COMPITO RICHIESTO A.
Traduci in inglese questa frase del testo sulla Cina in Africa: "La Cina è il primo partner commerciale dell’Africa."

TESTO DELLA PAGINA.
++++++++++++++++++++

Cina-Africa, i passi del gigante asiatico nel Continente

Commercio, cultura, aiuti economici, forza militare e molto altro: è durato anni il rodaggio. E’ stato lungo l’assestamento: Ora, si può dire che la presenza (per molti invasione) cinese nel continente africano è arrivata a buon punto. E l’espansione non accenna a bloccarsi.

La Cina è il primo partner commerciale dell’Africa. Le multinazionali di Pechino continuano la conquista del Continente e, con un piano di investimenti di oltre 60 miliardi di dollari e la creazioni infrastrutture, delocalizzazione della produzione e manodopera, ottengono infinite risorse naturali. Nel 2016 gli investimenti diretti non-finanziari delle imprese cinesi in Africa sono cresciuti del 31%.

Le relazioni tra Cina ed Africa si sono intensificate dal 2000 con la creazione del Forum per la cooperazione Cina-Africa (Focac). Sei anni dopo c’è stato il Libro bianco sull’Africa. Secondo gli osservatori, entrambe le azioni avevano come obiettivo quello di “ribadire che gli interessi cinesi in Africa si basano su vantaggi reciproci, secondo un rapporto paritetico finalizzato allo sviluppo del commercio e degli investimenti, senza alcuna intenzione di interferire negli affari di politica interna”. La cosiddetta linea ‘win-win’.

++++++++++++++++++++

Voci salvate
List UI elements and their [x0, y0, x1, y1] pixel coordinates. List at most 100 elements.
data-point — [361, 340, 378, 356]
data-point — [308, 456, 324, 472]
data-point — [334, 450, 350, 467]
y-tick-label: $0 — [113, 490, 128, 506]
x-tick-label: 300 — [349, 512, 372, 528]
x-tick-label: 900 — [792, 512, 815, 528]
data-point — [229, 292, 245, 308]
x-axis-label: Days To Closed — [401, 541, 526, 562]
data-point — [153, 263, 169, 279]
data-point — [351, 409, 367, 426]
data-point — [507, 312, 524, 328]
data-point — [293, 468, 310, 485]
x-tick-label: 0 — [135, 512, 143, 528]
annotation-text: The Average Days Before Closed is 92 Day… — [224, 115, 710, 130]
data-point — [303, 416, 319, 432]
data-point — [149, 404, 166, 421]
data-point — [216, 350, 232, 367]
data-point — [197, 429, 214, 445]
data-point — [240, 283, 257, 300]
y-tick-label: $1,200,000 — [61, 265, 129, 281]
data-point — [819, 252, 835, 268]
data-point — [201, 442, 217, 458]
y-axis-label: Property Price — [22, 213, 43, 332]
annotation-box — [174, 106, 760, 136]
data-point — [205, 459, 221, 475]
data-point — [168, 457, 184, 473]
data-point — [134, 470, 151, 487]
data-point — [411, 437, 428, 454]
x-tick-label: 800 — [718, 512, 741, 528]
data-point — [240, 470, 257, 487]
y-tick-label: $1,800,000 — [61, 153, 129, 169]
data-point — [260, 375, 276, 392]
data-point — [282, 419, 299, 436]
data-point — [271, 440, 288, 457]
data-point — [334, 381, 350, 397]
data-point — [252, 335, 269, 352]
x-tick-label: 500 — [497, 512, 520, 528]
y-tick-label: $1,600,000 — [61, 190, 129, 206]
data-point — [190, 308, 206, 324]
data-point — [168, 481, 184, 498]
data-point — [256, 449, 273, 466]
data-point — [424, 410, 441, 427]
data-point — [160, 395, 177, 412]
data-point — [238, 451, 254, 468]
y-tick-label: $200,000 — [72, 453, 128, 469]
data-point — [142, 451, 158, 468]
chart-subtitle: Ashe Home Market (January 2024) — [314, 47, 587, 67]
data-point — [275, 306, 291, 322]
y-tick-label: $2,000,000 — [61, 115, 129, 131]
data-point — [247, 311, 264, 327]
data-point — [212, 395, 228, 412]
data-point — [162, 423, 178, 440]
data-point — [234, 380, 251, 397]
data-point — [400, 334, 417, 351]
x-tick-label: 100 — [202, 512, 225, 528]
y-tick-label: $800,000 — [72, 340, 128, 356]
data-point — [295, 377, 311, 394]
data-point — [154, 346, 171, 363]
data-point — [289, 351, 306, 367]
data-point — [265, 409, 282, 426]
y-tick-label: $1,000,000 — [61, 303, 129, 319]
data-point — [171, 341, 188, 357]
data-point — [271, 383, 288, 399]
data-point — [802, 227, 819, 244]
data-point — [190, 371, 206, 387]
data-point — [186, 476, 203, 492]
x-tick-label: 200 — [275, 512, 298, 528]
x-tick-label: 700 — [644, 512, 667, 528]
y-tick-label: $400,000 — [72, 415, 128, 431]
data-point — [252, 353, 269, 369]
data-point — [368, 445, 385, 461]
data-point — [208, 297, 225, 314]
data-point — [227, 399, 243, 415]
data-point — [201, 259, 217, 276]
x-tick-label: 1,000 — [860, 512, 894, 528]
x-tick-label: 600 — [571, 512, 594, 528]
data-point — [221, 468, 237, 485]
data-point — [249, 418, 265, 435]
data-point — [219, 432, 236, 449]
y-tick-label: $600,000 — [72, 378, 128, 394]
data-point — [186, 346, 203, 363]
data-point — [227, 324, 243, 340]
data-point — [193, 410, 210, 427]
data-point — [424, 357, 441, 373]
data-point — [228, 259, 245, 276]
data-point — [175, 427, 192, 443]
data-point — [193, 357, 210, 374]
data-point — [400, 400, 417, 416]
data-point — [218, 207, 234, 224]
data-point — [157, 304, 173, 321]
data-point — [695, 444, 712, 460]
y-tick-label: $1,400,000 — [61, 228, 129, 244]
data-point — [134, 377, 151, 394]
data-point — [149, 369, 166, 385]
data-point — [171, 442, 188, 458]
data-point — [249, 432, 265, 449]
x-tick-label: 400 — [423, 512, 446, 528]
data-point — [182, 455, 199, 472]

++++++++++++++++++++

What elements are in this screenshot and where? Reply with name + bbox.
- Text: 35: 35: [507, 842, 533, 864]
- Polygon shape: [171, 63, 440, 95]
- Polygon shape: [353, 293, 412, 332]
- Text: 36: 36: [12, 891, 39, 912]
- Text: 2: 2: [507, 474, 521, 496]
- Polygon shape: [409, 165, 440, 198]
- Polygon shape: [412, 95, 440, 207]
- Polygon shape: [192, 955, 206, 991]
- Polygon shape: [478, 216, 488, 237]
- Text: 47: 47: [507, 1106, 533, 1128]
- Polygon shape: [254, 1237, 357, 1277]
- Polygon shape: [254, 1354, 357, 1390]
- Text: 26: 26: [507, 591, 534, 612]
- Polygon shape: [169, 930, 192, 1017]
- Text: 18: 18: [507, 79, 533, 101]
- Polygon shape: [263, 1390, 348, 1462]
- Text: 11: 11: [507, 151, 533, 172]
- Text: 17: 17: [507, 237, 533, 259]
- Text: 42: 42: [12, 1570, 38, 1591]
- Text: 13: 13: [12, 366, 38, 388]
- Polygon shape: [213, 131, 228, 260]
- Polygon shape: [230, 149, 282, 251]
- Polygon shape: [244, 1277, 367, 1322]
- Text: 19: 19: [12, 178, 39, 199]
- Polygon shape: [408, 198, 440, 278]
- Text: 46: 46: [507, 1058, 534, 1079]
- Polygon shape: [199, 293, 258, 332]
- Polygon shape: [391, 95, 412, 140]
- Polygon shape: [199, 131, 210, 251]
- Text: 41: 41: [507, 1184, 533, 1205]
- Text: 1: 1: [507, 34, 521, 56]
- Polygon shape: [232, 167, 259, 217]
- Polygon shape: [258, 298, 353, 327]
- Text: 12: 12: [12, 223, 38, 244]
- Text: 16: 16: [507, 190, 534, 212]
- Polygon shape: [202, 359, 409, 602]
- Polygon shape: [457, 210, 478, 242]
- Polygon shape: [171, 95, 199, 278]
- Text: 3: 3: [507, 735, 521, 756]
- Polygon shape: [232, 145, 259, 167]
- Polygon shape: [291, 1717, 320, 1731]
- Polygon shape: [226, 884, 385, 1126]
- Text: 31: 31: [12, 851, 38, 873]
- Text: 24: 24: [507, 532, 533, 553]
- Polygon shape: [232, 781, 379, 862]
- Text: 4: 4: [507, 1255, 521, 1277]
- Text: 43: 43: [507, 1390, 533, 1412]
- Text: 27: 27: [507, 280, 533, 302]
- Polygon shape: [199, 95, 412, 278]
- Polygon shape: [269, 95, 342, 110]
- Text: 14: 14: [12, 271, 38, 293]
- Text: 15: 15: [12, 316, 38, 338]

++++++++++++++++++++

COMPITO RICHIESTO B.
Rinomina "data-point" in "punto-dati" nelle righe, partendo da quella che contiene "List UI elements" e arrivando fino a quella che contiene "x-tick-label: 0 — [135, 512, 143, 528]", senza cambiare nient'altro. Riscrivi soltanto queste righe.

RISPOSTA SCRITTA A.
China is Africa's leading trading partner.

RISPOSTA SCRITTA B.
List UI elements and their [x0, y0, x1, y1] pixel coordinates. List at most 100 elements.
punto-dati — [361, 340, 378, 356]
punto-dati — [308, 456, 324, 472]
punto-dati — [334, 450, 350, 467]
y-tick-label: $0 — [113, 490, 128, 506]
x-tick-label: 300 — [349, 512, 372, 528]
x-tick-label: 900 — [792, 512, 815, 528]
punto-dati — [229, 292, 245, 308]
x-axis-label: Days To Closed — [401, 541, 526, 562]
punto-dati — [153, 263, 169, 279]
punto-dati — [351, 409, 367, 426]
punto-dati — [507, 312, 524, 328]
punto-dati — [293, 468, 310, 485]
x-tick-label: 0 — [135, 512, 143, 528]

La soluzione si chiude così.